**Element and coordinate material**
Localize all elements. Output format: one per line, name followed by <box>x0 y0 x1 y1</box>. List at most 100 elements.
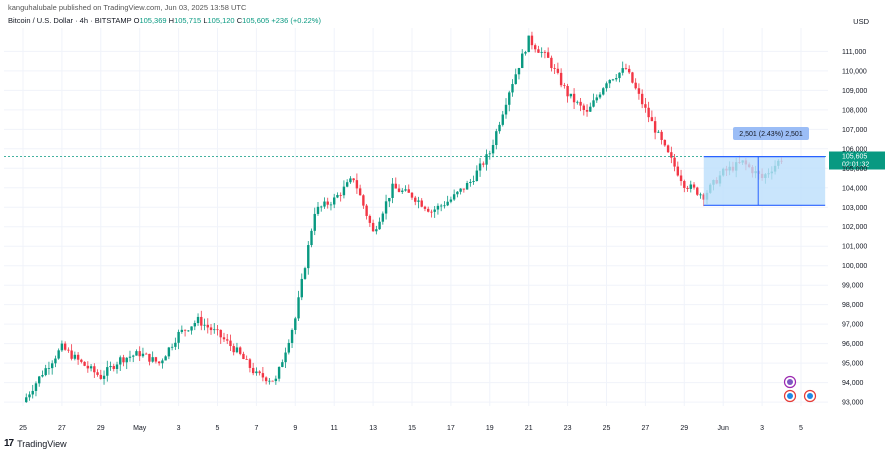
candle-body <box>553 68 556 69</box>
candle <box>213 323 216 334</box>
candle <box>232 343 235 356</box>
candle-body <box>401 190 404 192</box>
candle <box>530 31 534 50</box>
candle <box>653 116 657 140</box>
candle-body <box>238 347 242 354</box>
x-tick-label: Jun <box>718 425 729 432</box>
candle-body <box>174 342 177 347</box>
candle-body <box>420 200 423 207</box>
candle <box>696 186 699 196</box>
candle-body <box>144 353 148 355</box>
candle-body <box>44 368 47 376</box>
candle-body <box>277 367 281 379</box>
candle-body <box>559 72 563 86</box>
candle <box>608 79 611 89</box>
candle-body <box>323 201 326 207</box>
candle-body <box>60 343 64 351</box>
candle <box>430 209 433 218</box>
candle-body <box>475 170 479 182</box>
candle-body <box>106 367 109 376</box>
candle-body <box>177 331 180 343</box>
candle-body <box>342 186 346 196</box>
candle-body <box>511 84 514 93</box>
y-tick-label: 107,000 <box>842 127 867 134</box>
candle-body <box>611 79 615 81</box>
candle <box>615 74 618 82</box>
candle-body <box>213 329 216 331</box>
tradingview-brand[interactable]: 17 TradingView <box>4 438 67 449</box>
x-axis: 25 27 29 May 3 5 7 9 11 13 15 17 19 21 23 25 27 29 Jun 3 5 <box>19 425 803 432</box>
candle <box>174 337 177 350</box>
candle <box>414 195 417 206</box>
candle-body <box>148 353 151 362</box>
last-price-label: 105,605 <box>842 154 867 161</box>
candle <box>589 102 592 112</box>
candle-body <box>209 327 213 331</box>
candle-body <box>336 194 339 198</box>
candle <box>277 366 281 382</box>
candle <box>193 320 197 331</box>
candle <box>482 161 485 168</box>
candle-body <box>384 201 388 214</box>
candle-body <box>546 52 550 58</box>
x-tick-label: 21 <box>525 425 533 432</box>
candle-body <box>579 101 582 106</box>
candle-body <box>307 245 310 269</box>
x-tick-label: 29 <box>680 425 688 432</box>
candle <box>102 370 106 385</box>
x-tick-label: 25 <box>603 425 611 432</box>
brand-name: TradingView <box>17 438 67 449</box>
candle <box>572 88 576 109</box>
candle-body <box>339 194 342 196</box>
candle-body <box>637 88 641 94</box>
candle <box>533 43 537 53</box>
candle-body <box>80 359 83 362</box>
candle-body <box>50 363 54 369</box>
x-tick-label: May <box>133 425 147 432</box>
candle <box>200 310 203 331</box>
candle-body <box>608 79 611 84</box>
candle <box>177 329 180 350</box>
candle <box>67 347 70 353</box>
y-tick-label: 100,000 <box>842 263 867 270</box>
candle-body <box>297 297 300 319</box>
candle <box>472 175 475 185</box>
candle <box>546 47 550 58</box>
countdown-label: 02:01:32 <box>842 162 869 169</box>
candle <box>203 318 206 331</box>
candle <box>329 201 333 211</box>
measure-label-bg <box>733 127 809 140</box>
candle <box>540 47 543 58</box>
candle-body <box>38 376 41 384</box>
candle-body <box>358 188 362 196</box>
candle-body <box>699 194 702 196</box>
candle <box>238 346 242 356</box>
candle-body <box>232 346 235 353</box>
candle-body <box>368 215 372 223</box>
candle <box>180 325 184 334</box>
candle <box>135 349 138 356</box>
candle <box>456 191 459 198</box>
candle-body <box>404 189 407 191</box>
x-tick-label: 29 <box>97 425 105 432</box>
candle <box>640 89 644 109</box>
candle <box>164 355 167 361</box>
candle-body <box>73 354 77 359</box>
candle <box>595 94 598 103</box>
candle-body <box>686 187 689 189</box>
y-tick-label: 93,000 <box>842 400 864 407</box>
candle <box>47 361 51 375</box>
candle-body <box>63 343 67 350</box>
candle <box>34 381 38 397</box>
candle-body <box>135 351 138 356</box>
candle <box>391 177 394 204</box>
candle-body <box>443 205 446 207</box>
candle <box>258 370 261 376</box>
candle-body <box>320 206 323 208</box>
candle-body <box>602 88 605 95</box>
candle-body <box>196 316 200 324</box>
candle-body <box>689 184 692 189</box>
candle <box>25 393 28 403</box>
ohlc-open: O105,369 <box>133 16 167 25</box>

--

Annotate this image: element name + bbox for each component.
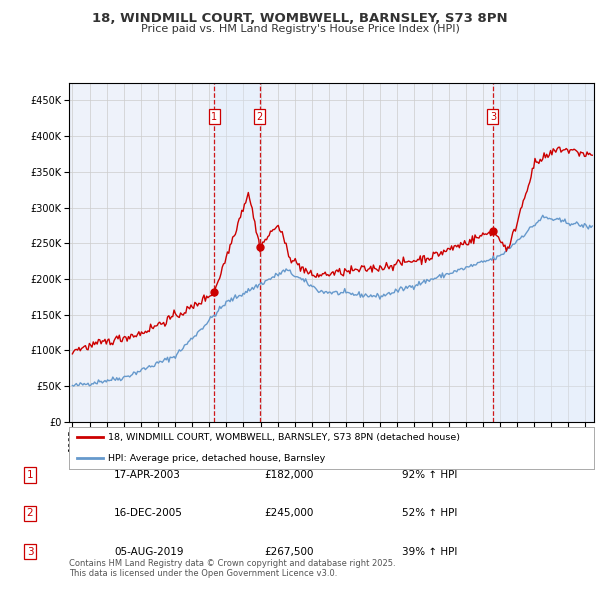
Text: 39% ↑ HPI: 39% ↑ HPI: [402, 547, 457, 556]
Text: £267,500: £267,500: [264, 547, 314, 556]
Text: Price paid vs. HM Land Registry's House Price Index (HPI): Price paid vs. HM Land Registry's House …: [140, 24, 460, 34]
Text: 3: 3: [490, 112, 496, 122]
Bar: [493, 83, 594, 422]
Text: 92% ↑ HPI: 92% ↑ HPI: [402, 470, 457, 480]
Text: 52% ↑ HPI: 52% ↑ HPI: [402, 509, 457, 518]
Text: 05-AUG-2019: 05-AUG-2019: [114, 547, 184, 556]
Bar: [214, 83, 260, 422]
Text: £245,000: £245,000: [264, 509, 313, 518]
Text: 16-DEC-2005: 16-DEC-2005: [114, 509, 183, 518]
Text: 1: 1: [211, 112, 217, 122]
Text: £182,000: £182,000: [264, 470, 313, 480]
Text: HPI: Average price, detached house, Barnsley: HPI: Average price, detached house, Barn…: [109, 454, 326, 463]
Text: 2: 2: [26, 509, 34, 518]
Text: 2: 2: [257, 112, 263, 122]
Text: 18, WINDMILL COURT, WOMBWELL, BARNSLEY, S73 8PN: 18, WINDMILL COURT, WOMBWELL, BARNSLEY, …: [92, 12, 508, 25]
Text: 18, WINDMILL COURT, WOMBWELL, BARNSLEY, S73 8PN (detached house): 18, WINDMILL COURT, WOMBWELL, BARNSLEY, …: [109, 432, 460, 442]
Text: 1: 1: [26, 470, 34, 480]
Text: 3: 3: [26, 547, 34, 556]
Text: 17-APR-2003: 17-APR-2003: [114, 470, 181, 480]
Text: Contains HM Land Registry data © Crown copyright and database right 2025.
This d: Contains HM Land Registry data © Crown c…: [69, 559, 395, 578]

**TASK INSTRUCTIONS**
How many lines of the material contain the string "Crown"? Case counts, and the reply should be the number alone.

**RESULT OF THE EXERCISE**
2